TO BE DONE:
Write out the records below word for word, please.

(Items from a data source)
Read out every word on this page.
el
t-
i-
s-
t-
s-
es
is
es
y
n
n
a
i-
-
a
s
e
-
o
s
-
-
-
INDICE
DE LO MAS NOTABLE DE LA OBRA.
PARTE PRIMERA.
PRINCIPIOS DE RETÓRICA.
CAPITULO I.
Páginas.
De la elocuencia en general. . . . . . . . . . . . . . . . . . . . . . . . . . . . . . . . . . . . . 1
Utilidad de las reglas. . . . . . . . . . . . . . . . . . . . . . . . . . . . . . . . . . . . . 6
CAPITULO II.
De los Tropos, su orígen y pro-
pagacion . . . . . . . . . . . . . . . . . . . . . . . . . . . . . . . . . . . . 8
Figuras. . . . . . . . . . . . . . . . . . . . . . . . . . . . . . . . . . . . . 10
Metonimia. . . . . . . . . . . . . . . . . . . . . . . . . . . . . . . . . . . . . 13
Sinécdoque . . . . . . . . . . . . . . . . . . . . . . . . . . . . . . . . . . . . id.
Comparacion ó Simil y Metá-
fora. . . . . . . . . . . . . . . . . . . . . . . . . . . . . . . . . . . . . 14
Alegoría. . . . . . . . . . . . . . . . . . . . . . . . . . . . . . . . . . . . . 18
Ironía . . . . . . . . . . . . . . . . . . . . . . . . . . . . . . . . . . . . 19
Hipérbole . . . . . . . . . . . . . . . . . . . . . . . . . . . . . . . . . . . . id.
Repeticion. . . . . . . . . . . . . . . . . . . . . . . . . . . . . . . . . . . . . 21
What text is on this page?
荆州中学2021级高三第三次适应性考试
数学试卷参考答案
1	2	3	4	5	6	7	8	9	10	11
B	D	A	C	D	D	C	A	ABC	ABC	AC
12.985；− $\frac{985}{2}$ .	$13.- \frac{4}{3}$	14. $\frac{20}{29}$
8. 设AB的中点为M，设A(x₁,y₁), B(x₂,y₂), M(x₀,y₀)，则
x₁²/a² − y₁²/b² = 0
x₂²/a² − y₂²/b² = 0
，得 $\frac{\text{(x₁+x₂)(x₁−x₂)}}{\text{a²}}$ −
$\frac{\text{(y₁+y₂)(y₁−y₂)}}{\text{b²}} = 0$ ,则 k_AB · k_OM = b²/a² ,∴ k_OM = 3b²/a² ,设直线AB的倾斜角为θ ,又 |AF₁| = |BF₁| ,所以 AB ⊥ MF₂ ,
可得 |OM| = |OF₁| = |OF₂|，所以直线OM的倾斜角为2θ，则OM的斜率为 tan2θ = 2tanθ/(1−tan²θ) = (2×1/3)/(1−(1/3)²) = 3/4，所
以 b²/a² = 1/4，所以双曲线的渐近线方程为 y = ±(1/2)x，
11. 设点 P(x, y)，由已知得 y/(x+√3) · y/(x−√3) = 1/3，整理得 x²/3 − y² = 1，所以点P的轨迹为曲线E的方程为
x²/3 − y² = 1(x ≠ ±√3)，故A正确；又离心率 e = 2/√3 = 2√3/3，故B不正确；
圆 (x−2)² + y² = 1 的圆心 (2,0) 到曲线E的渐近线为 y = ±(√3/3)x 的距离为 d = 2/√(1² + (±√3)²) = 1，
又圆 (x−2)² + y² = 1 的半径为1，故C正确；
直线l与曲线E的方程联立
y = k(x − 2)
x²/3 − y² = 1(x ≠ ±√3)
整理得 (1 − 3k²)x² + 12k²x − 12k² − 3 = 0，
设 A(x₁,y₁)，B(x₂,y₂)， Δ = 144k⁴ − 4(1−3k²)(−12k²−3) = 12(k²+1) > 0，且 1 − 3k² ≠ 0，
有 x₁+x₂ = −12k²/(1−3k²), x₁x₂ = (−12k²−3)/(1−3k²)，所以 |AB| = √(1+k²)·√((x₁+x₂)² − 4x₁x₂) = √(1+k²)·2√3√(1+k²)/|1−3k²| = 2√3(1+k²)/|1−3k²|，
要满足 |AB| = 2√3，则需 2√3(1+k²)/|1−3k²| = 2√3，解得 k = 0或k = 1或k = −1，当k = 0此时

WRITTEN RESPONSE:
Read out every word on this page.
el
t-
i-
s-
t-
s-
es
is
es
y
n
n
a
i-
-
a
s
e
-
o
s
-
-
-
INDICE
DE LO MAS NOTABLE DE LA OBRA.
PARTE PRIMERA.
PRINCIPIOS DE RETÓRICA.
CAPITULO I.
Páginas.
De la elocuencia en general. . . . . . . . . . . . . . . . . . . . . . . . . . . . . . . . . . . . . 1
Utilidad de las reglas. . . . . . . . . . . . . . . . . . . . . . . . . . . . . . . . . . . . . 6
CAPITULO II.
De los Tropos, su orígen y pro-
pagacion . . . . . . . . . . . . . . . . . . . . . . . . . . . . . . . . . . . . 8
Figuras. . . . . . . . . . . . . . . . . . . . . . . . . . . . . . . . . . . . . 10
Metonimia. . . . . . . . . . . . . . . . . . . . . . . . . . . . . . . . . . . . . 13
Sinécdoque . . . . . . . . . . . . . . . . . . . . . . . . . . . . . . . . . . . . id.
Comparacion ó Simil y Metá-
fora. . . . . . . . . . . . . . . . . . . . . . . . . . . . . . . . . . . . . 14
Alegoría. . . . . . . . . . . . . . . . . . . . . . . . . . . . . . . . . . . . . 18
Ironía . . . . . . . . . . . . . . . . . . . . . . . . . . . . . . . . . . . . 19
Hipérbole . . . . . . . . . . . . . . . . . . . . . . . . . . . . . . . . . . . . id.
Repeticion. . . . . . . . . . . . . . . . . . . . . . . . . . . . . . . . . . . . . 21
What text is on this page?
荆州中学2021级高三第三次适应性考试
数学试卷参考答案
1	2	3	4	5	6	7	8	9	10	11
B	D	A	C	D	D	C	A	ABC	ABC	AC
12.985；− $\frac{985}{2}$ .	$13.- \frac{4}{3}$	14. $\frac{20}{29}$
8. 设AB的中点为M，设A(x₁,y₁), B(x₂,y₂), M(x₀,y₀)，则
x₁²/a² − y₁²/b² = 0
x₂²/a² − y₂²/b² = 0
，得 $\frac{\text{(x₁+x₂)(x₁−x₂)}}{\text{a²}}$ −
$\frac{\text{(y₁+y₂)(y₁−y₂)}}{\text{b²}} = 0$ ,则 k_AB · k_OM = b²/a² ,∴ k_OM = 3b²/a² ,设直线AB的倾斜角为θ ,又 |AF₁| = |BF₁| ,所以 AB ⊥ MF₂ ,
可得 |OM| = |OF₁| = |OF₂|，所以直线OM的倾斜角为2θ，则OM的斜率为 tan2θ = 2tanθ/(1−tan²θ) = (2×1/3)/(1−(1/3)²) = 3/4，所
以 b²/a² = 1/4，所以双曲线的渐近线方程为 y = ±(1/2)x，
11. 设点 P(x, y)，由已知得 y/(x+√3) · y/(x−√3) = 1/3，整理得 x²/3 − y² = 1，所以点P的轨迹为曲线E的方程为
x²/3 − y² = 1(x ≠ ±√3)，故A正确；又离心率 e = 2/√3 = 2√3/3，故B不正确；
圆 (x−2)² + y² = 1 的圆心 (2,0) 到曲线E的渐近线为 y = ±(√3/3)x 的距离为 d = 2/√(1² + (±√3)²) = 1，
又圆 (x−2)² + y² = 1 的半径为1，故C正确；
直线l与曲线E的方程联立
y = k(x − 2)
x²/3 − y² = 1(x ≠ ±√3)
整理得 (1 − 3k²)x² + 12k²x − 12k² − 3 = 0，
设 A(x₁,y₁)，B(x₂,y₂)， Δ = 144k⁴ − 4(1−3k²)(−12k²−3) = 12(k²+1) > 0，且 1 − 3k² ≠ 0，
有 x₁+x₂ = −12k²/(1−3k²), x₁x₂ = (−12k²−3)/(1−3k²)，所以 |AB| = √(1+k²)·√((x₁+x₂)² − 4x₁x₂) = √(1+k²)·2√3√(1+k²)/|1−3k²| = 2√3(1+k²)/|1−3k²|，
要满足 |AB| = 2√3，则需 2√3(1+k²)/|1−3k²| = 2√3，解得 k = 0或k = 1或k = −1，当k = 0此时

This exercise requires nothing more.